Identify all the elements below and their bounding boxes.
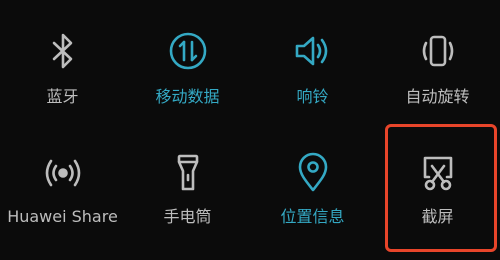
mobile-data-tile[interactable]: 移动数据 xyxy=(125,0,250,130)
flashlight-icon xyxy=(166,151,210,195)
flashlight-tile[interactable]: 手电筒 xyxy=(125,130,250,260)
screenshot-tile[interactable]: 截屏 xyxy=(375,130,500,260)
speaker-icon xyxy=(291,29,335,73)
bluetooth-label: 蓝牙 xyxy=(46,87,79,106)
flashlight-label: 手电筒 xyxy=(163,207,212,226)
ring-tile[interactable]: 响铃 xyxy=(250,0,375,130)
screenshot-label: 截屏 xyxy=(421,207,454,226)
bluetooth-tile[interactable]: 蓝牙 xyxy=(0,0,125,130)
location-tile[interactable]: 位置信息 xyxy=(250,130,375,260)
location-pin-icon xyxy=(291,151,335,195)
huawei-share-label: Huawei Share xyxy=(7,207,118,226)
huawei-share-tile[interactable]: Huawei Share xyxy=(0,130,125,260)
bluetooth-icon xyxy=(41,29,85,73)
quick-settings-panel: 蓝牙 移动数据 响铃 自动旋转 Huawei Share 手电筒 位置信息 截屏 xyxy=(0,0,500,260)
auto-rotate-icon xyxy=(416,29,460,73)
location-label: 位置信息 xyxy=(280,207,345,226)
mobile-data-label: 移动数据 xyxy=(155,87,220,106)
huawei-share-icon xyxy=(41,151,85,195)
mobile-data-icon xyxy=(166,29,210,73)
auto-rotate-label: 自动旋转 xyxy=(405,87,470,106)
auto-rotate-tile[interactable]: 自动旋转 xyxy=(375,0,500,130)
screenshot-icon xyxy=(416,151,460,195)
ring-label: 响铃 xyxy=(296,87,329,106)
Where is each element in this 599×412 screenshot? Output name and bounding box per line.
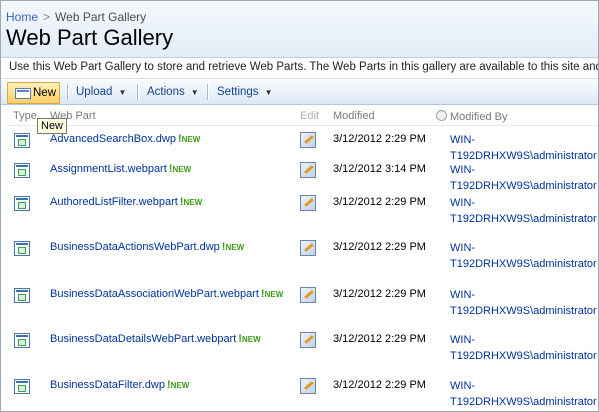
edit-properties-icon[interactable] xyxy=(300,132,316,148)
upload-menu-button[interactable]: Upload ▼ xyxy=(76,82,126,102)
edit-properties-icon[interactable] xyxy=(300,287,316,303)
new-badge: NEW xyxy=(225,243,245,252)
page-title: Web Part Gallery xyxy=(6,25,174,50)
new-badge: NEW xyxy=(241,335,261,344)
edit-properties-icon[interactable] xyxy=(300,162,316,178)
web-part-name-link[interactable]: BusinessDataDetailsWebPart.webpart !NEW xyxy=(50,333,261,345)
column-header-modified-by[interactable]: Modified By xyxy=(436,110,507,123)
web-part-file-icon xyxy=(14,333,30,348)
web-part-name-link[interactable]: AuthoredListFilter.webpart !NEW xyxy=(50,196,202,208)
chevron-down-icon: ▼ xyxy=(264,88,273,97)
modified-by-link[interactable]: WIN- T192DRHXW9S\administrator xyxy=(450,378,597,410)
chevron-down-icon: ▼ xyxy=(118,88,127,97)
edit-properties-icon[interactable] xyxy=(300,378,316,394)
modified-date: 3/12/2012 2:29 PM xyxy=(333,196,426,208)
web-part-file-icon xyxy=(14,163,30,178)
breadcrumb-current: Web Part Gallery xyxy=(55,10,147,24)
settings-menu-label: Settings xyxy=(217,86,259,98)
chevron-down-icon: ▼ xyxy=(190,88,199,97)
page-header: Home > Web Part Gallery Web Part Gallery xyxy=(1,1,598,58)
web-part-file-icon xyxy=(14,379,30,394)
settings-menu-button[interactable]: Settings ▼ xyxy=(217,82,272,102)
modified-date: 3/12/2012 2:29 PM xyxy=(333,288,426,300)
modified-by-link[interactable]: WIN- T192DRHXW9S\administrator xyxy=(450,287,597,319)
breadcrumb-home-link[interactable]: Home xyxy=(6,10,38,24)
web-part-gallery-window: Home > Web Part Gallery Web Part Gallery U… xyxy=(0,0,599,412)
edit-properties-icon[interactable] xyxy=(300,332,316,348)
new-button[interactable]: New xyxy=(7,82,60,104)
modified-date: 3/12/2012 2:29 PM xyxy=(333,379,426,391)
breadcrumb: Home > Web Part Gallery xyxy=(6,10,146,24)
gallery-description: Use this Web Part Gallery to store and r… xyxy=(1,58,598,79)
web-part-name-link[interactable]: BusinessDataFilter.dwp !NEW xyxy=(50,379,189,391)
toolbar-divider xyxy=(207,84,209,100)
actions-menu-button[interactable]: Actions ▼ xyxy=(147,82,199,102)
web-part-name-link[interactable]: BusinessDataAssociationWebPart.webpart !N… xyxy=(50,288,283,300)
presence-icon xyxy=(436,110,447,121)
new-button-label: New xyxy=(33,87,57,99)
column-header-modified[interactable]: Modified xyxy=(333,110,375,122)
web-part-file-icon xyxy=(14,241,30,256)
new-tooltip: New xyxy=(37,118,68,134)
web-part-file-icon xyxy=(14,133,30,148)
new-badge: NEW xyxy=(264,290,284,299)
toolbar-divider xyxy=(67,84,69,100)
web-part-file-icon xyxy=(14,288,30,303)
modified-by-link[interactable]: WIN- T192DRHXW9S\administrator xyxy=(450,240,597,272)
actions-menu-label: Actions xyxy=(147,86,185,98)
column-header-edit: Edit xyxy=(300,110,319,122)
modified-by-link[interactable]: WIN- T192DRHXW9S\administrator xyxy=(450,132,597,164)
web-part-name-link[interactable]: BusinessDataActionsWebPart.dwp !NEW xyxy=(50,241,244,253)
upload-menu-label: Upload xyxy=(76,86,113,98)
toolbar-divider xyxy=(137,84,139,100)
column-header-type[interactable]: Type xyxy=(13,110,37,122)
modified-date: 3/12/2012 2:29 PM xyxy=(333,133,426,145)
breadcrumb-separator: > xyxy=(43,10,51,24)
edit-properties-icon[interactable] xyxy=(300,195,316,211)
new-badge: NEW xyxy=(183,198,203,207)
modified-by-link[interactable]: WIN- T192DRHXW9S\administrator xyxy=(450,332,597,364)
web-part-name-link[interactable]: AssignmentList.webpart !NEW xyxy=(50,163,191,175)
edit-properties-icon[interactable] xyxy=(300,240,316,256)
list-toolbar: New Upload ▼ Actions ▼ Settings ▼ xyxy=(1,80,598,105)
column-header-divider xyxy=(8,125,598,126)
web-part-file-icon xyxy=(14,196,30,211)
modified-date: 3/12/2012 2:29 PM xyxy=(333,333,426,345)
web-part-name-link[interactable]: AdvancedSearchBox.dwp !NEW xyxy=(50,133,200,145)
modified-date: 3/12/2012 3:14 PM xyxy=(333,163,426,175)
modified-by-link[interactable]: WIN- T192DRHXW9S\administrator xyxy=(450,162,597,194)
new-badge: NEW xyxy=(170,381,190,390)
new-badge: NEW xyxy=(181,135,201,144)
new-document-icon xyxy=(15,88,31,99)
modified-date: 3/12/2012 2:29 PM xyxy=(333,241,426,253)
new-badge: NEW xyxy=(172,165,192,174)
column-header-modified-by-label: Modified By xyxy=(450,111,508,123)
modified-by-link[interactable]: WIN- T192DRHXW9S\administrator xyxy=(450,195,597,227)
++++
:: Written instruction ::
Reproduce the lines of the listing above from the line containing "edit-properties-icon[interactable] xyxy=(300,132,316,148)" to the line containing "page-title: Web Part", including both of those lines and leaving every character unchanged.

:: Final answer ::
edit-properties-icon[interactable] xyxy=(300,132,316,148)
upload-menu-button[interactable]: Upload ▼ xyxy=(76,82,126,102)
edit-properties-icon[interactable] xyxy=(300,287,316,303)
new-badge: NEW xyxy=(225,243,245,252)
page-title: Web Part Gallery xyxy=(6,25,174,50)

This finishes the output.